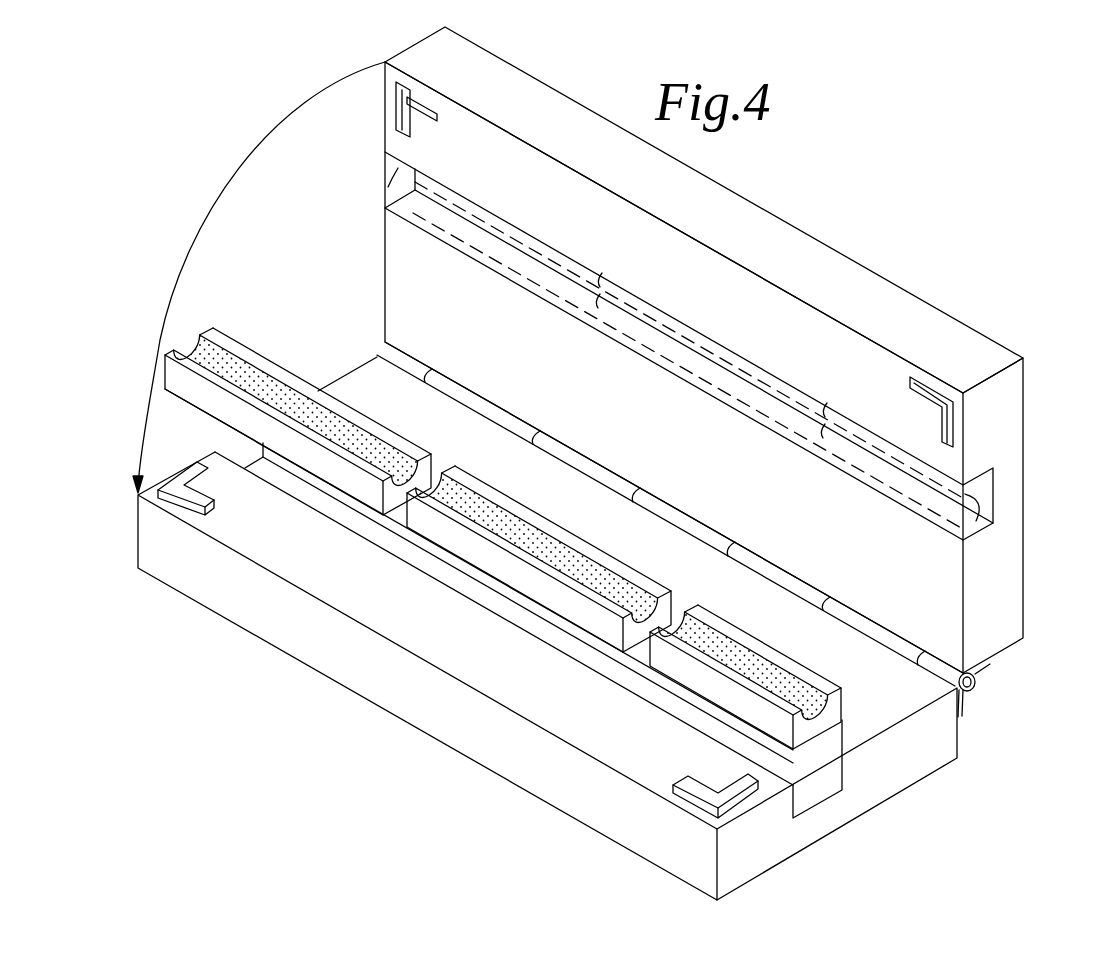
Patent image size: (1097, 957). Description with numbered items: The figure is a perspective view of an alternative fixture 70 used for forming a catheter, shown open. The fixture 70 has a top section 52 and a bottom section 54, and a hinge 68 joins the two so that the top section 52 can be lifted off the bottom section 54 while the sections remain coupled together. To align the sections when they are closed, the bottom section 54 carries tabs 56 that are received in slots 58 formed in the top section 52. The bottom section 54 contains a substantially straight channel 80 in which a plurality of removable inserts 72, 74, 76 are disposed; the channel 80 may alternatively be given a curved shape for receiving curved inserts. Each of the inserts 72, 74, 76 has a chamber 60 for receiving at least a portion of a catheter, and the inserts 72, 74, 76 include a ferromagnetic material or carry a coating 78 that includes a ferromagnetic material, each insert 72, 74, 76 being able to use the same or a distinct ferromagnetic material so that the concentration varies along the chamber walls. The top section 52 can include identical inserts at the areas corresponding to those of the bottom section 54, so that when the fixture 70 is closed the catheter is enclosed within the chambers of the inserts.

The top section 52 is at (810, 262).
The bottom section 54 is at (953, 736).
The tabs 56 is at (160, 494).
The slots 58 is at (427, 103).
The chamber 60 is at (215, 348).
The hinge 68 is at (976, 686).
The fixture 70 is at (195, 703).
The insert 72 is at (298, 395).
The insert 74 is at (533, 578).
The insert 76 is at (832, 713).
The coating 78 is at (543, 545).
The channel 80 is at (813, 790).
^^^^^^^^^^^^^^^^
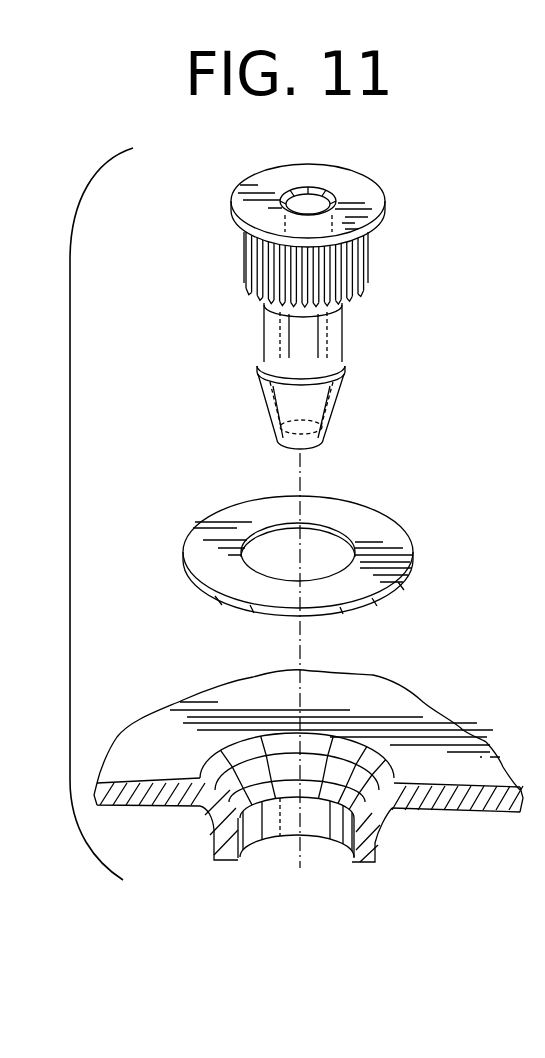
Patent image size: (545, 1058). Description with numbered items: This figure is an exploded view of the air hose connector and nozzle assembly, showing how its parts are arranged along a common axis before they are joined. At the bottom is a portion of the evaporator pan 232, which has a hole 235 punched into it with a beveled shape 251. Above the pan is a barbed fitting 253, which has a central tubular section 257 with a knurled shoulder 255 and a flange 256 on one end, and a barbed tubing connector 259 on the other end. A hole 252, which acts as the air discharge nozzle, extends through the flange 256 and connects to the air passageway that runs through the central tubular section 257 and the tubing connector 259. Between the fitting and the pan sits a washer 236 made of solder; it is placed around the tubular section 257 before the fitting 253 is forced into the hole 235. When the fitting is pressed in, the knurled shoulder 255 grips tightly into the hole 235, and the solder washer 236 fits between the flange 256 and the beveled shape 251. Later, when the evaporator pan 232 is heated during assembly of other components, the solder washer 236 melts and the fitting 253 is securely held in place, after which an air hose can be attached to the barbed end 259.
^^^^^^^^^^^^^^^^
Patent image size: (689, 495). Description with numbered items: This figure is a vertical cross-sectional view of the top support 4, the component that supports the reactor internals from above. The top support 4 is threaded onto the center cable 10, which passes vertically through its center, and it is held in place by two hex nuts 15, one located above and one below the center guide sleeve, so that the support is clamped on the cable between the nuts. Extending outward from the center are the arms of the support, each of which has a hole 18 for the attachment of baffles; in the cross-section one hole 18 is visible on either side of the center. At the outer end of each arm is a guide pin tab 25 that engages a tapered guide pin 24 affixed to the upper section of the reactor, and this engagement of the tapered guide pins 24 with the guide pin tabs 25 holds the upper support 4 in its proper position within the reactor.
^^^^^^^^^^^^^^^^
Problem to solve:
Reproduce, without alteration, the lines of the records beginning with the line that contains "Patent image size: (1097, 957)." and continuing through the line that contains "The top section 52 is at (810, 262).", including both of those lines.

Task result:
Patent image size: (1097, 957). Description with numbered items: The figure is a perspective view of an alternative fixture 70 used for forming a catheter, shown open. The fixture 70 has a top section 52 and a bottom section 54, and a hinge 68 joins the two so that the top section 52 can be lifted off the bottom section 54 while the sections remain coupled together. To align the sections when they are closed, the bottom section 54 carries tabs 56 that are received in slots 58 formed in the top section 52. The bottom section 54 contains a substantially straight channel 80 in which a plurality of removable inserts 72, 74, 76 are disposed; the channel 80 may alternatively be given a curved shape for receiving curved inserts. Each of the inserts 72, 74, 76 has a chamber 60 for receiving at least a portion of a catheter, and the inserts 72, 74, 76 include a ferromagnetic material or carry a coating 78 that includes a ferromagnetic material, each insert 72, 74, 76 being able to use the same or a distinct ferromagnetic material so that the concentration varies along the chamber walls. The top section 52 can include identical inserts at the areas corresponding to those of the bottom section 54, so that when the fixture 70 is closed the catheter is enclosed within the chambers of the inserts.

The top section 52 is at (810, 262).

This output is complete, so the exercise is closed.